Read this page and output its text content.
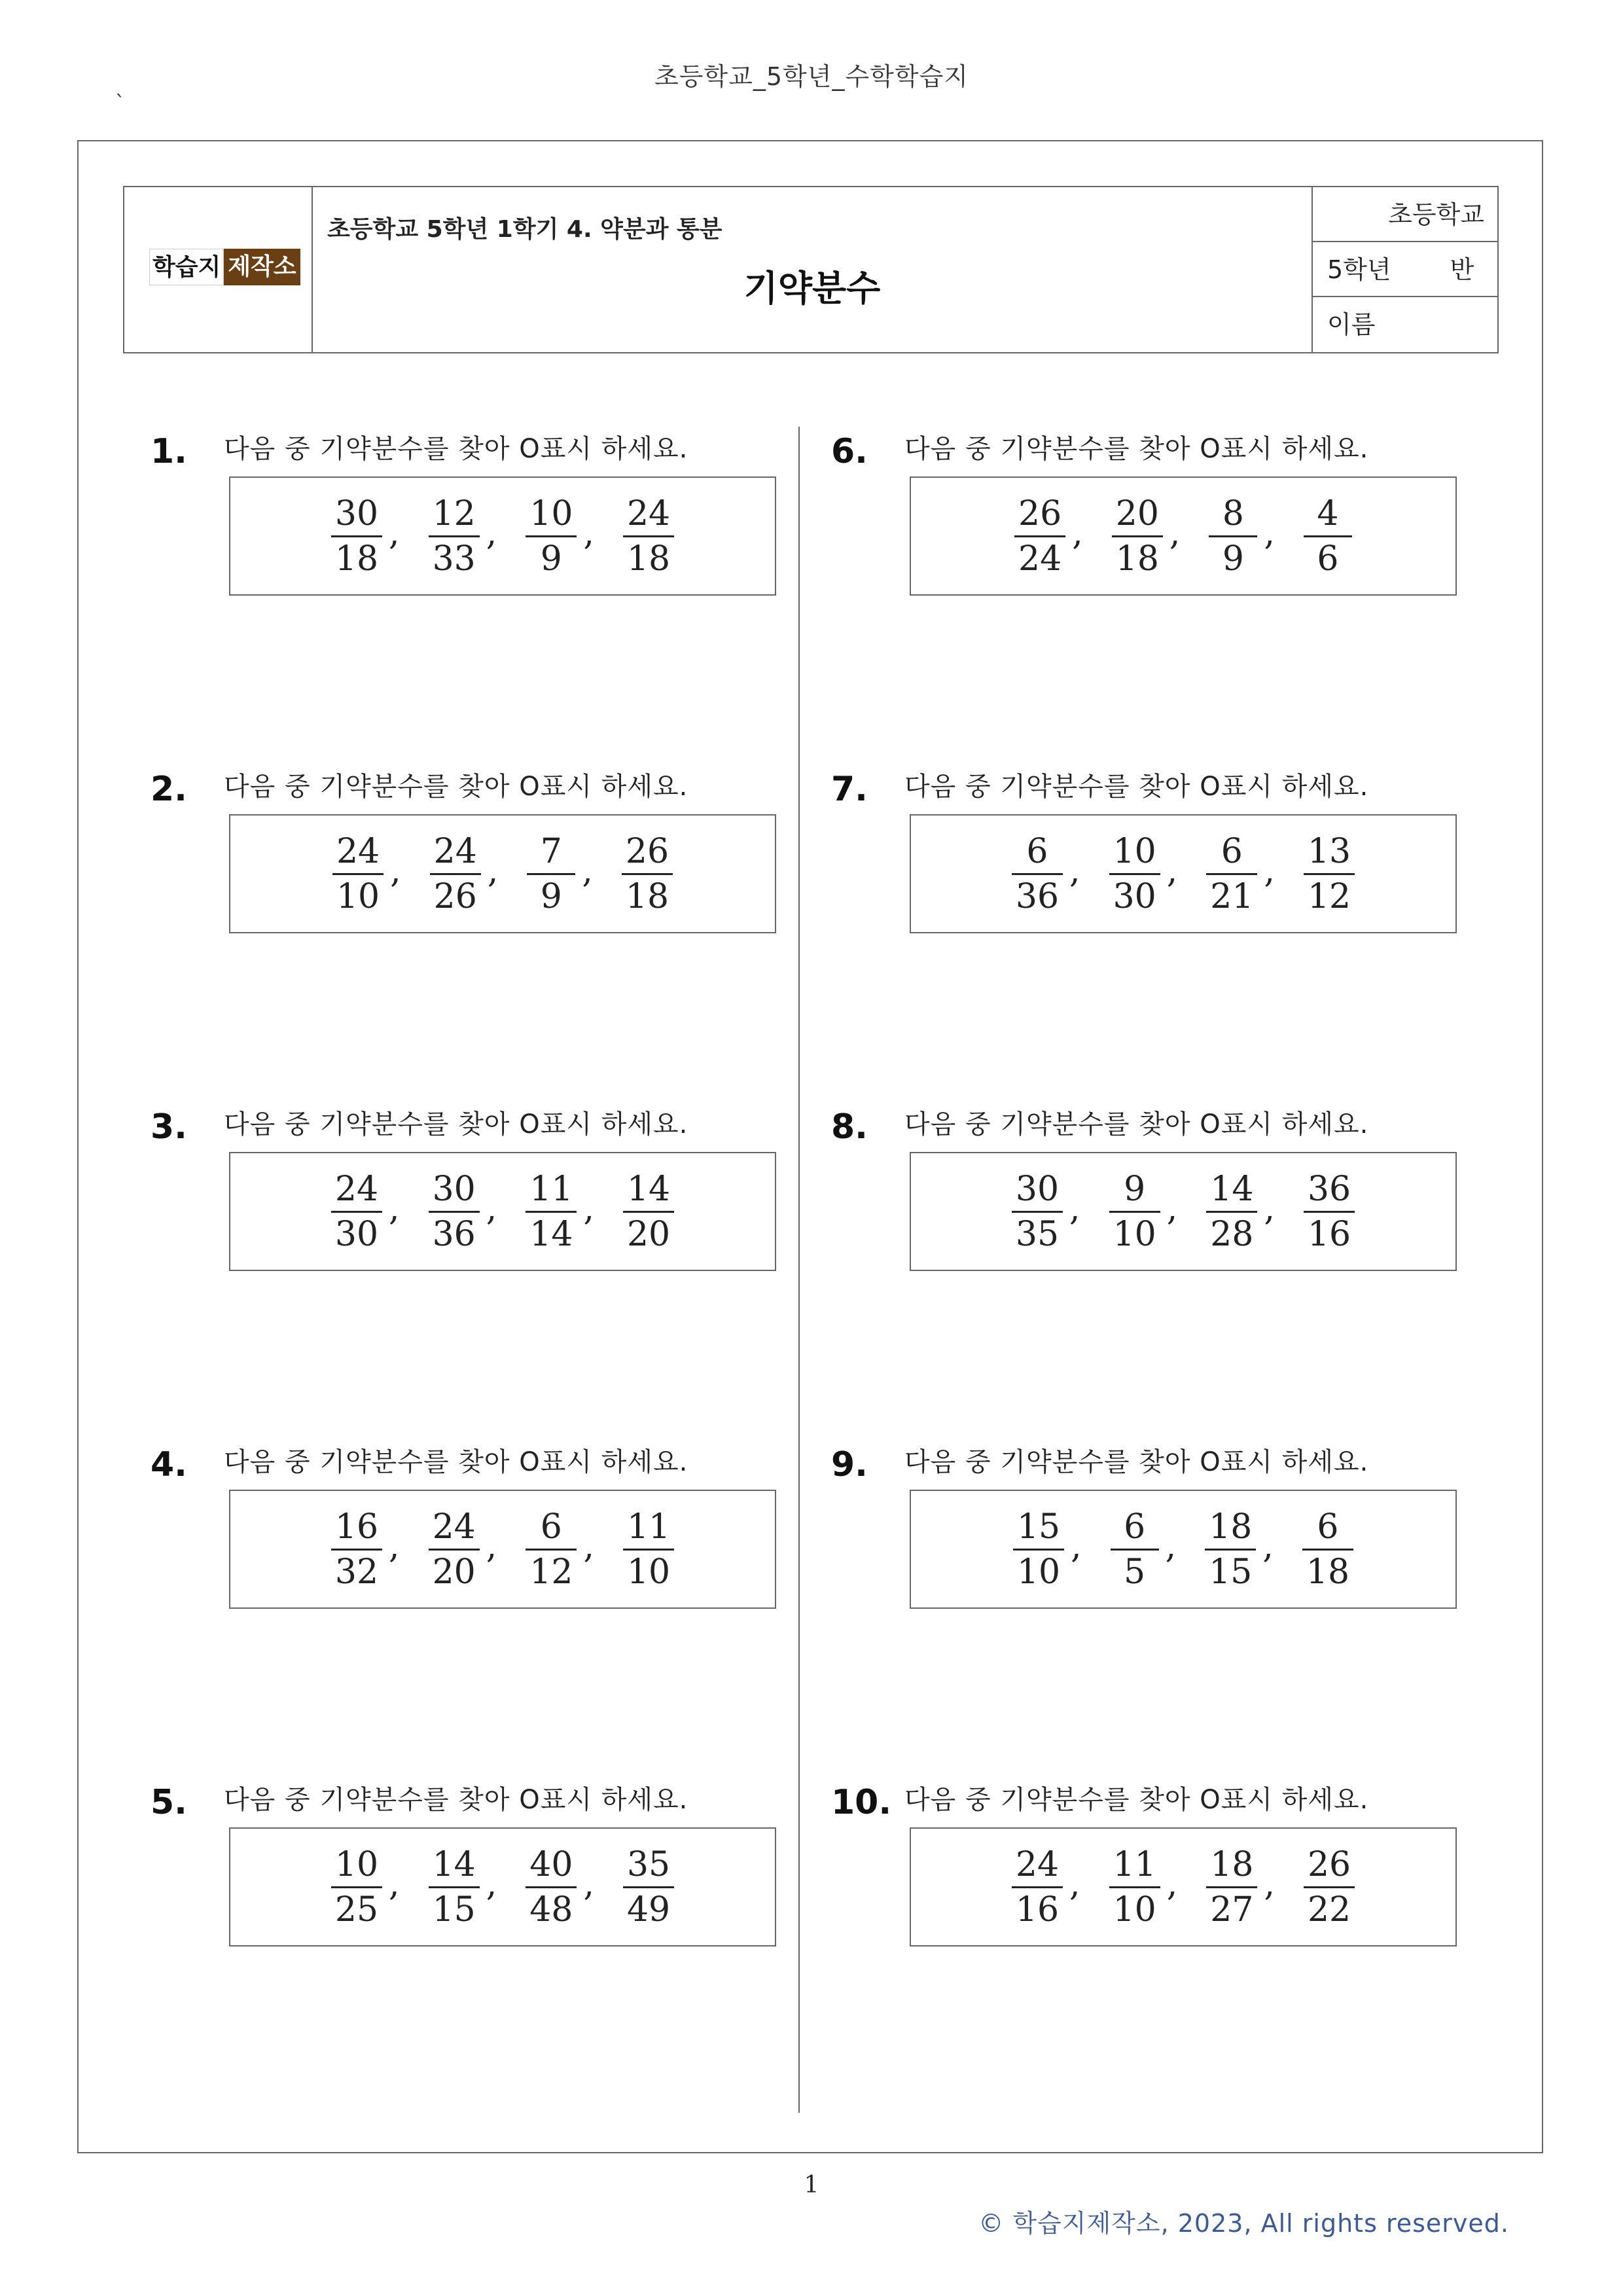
초등학교_5학년_수학학습지
`
학습지 제작소
초등학교 5학년 1학기 4. 약분과 통분
기약분수
초등학교
5학년 반
이름
1. 다음 중 기약분수를 찾아 O표시 하세요.
$\frac{30}{18}$ , $\frac{12}{33}$ , $\frac{10}{9}$ , $\frac{24}{18}$
2. 다음 중 기약분수를 찾아 O표시 하세요.
$\frac{24}{10}$ , $\frac{24}{26}$ , $\frac{7}{9}$ , $\frac{26}{18}$
3. 다음 중 기약분수를 찾아 O표시 하세요.
$\frac{24}{30}$ , $\frac{30}{36}$ , $\frac{11}{14}$ , $\frac{14}{20}$
4. 다음 중 기약분수를 찾아 O표시 하세요.
$\frac{16}{32}$ , $\frac{24}{20}$ , $\frac{6}{12}$ , $\frac{11}{10}$
5. 다음 중 기약분수를 찾아 O표시 하세요.
$\frac{10}{25}$ , $\frac{14}{15}$ , $\frac{40}{48}$ , $\frac{35}{49}$
6. 다음 중 기약분수를 찾아 O표시 하세요.
$\frac{26}{24}$ , $\frac{20}{18}$ , $\frac{8}{9}$ , $\frac{4}{6}$
7. 다음 중 기약분수를 찾아 O표시 하세요.
$\frac{6}{36}$ , $\frac{10}{30}$ , $\frac{6}{21}$ , $\frac{13}{12}$
8. 다음 중 기약분수를 찾아 O표시 하세요.
$\frac{30}{35}$ , $\frac{9}{10}$ , $\frac{14}{28}$ , $\frac{36}{16}$
9. 다음 중 기약분수를 찾아 O표시 하세요.
$\frac{15}{10}$ , $\frac{6}{5}$ , $\frac{18}{15}$ , $\frac{6}{18}$
10. 다음 중 기약분수를 찾아 O표시 하세요.
$\frac{24}{16}$ , $\frac{11}{10}$ , $\frac{18}{27}$ , $\frac{26}{22}$
1
© 학습지제작소, 2023, All rights reserved.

....

■ TASK DESCRIPTION ■
Copy the material shown above in full and exactly. Skip the pictures.

■ RESPONSE TO THIS TASK ■
Read this page and output its text content.
초등학교_5학년_수학학습지
`
학습지 제작소
초등학교 5학년 1학기 4. 약분과 통분
기약분수
초등학교
5학년 반
이름
1. 다음 중 기약분수를 찾아 O표시 하세요.
$\frac{30}{18}$ , $\frac{12}{33}$ , $\frac{10}{9}$ , $\frac{24}{18}$
2. 다음 중 기약분수를 찾아 O표시 하세요.
$\frac{24}{10}$ , $\frac{24}{26}$ , $\frac{7}{9}$ , $\frac{26}{18}$
3. 다음 중 기약분수를 찾아 O표시 하세요.
$\frac{24}{30}$ , $\frac{30}{36}$ , $\frac{11}{14}$ , $\frac{14}{20}$
4. 다음 중 기약분수를 찾아 O표시 하세요.
$\frac{16}{32}$ , $\frac{24}{20}$ , $\frac{6}{12}$ , $\frac{11}{10}$
5. 다음 중 기약분수를 찾아 O표시 하세요.
$\frac{10}{25}$ , $\frac{14}{15}$ , $\frac{40}{48}$ , $\frac{35}{49}$
6. 다음 중 기약분수를 찾아 O표시 하세요.
$\frac{26}{24}$ , $\frac{20}{18}$ , $\frac{8}{9}$ , $\frac{4}{6}$
7. 다음 중 기약분수를 찾아 O표시 하세요.
$\frac{6}{36}$ , $\frac{10}{30}$ , $\frac{6}{21}$ , $\frac{13}{12}$
8. 다음 중 기약분수를 찾아 O표시 하세요.
$\frac{30}{35}$ , $\frac{9}{10}$ , $\frac{14}{28}$ , $\frac{36}{16}$
9. 다음 중 기약분수를 찾아 O표시 하세요.
$\frac{15}{10}$ , $\frac{6}{5}$ , $\frac{18}{15}$ , $\frac{6}{18}$
10. 다음 중 기약분수를 찾아 O표시 하세요.
$\frac{24}{16}$ , $\frac{11}{10}$ , $\frac{18}{27}$ , $\frac{26}{22}$
1
© 학습지제작소, 2023, All rights reserved.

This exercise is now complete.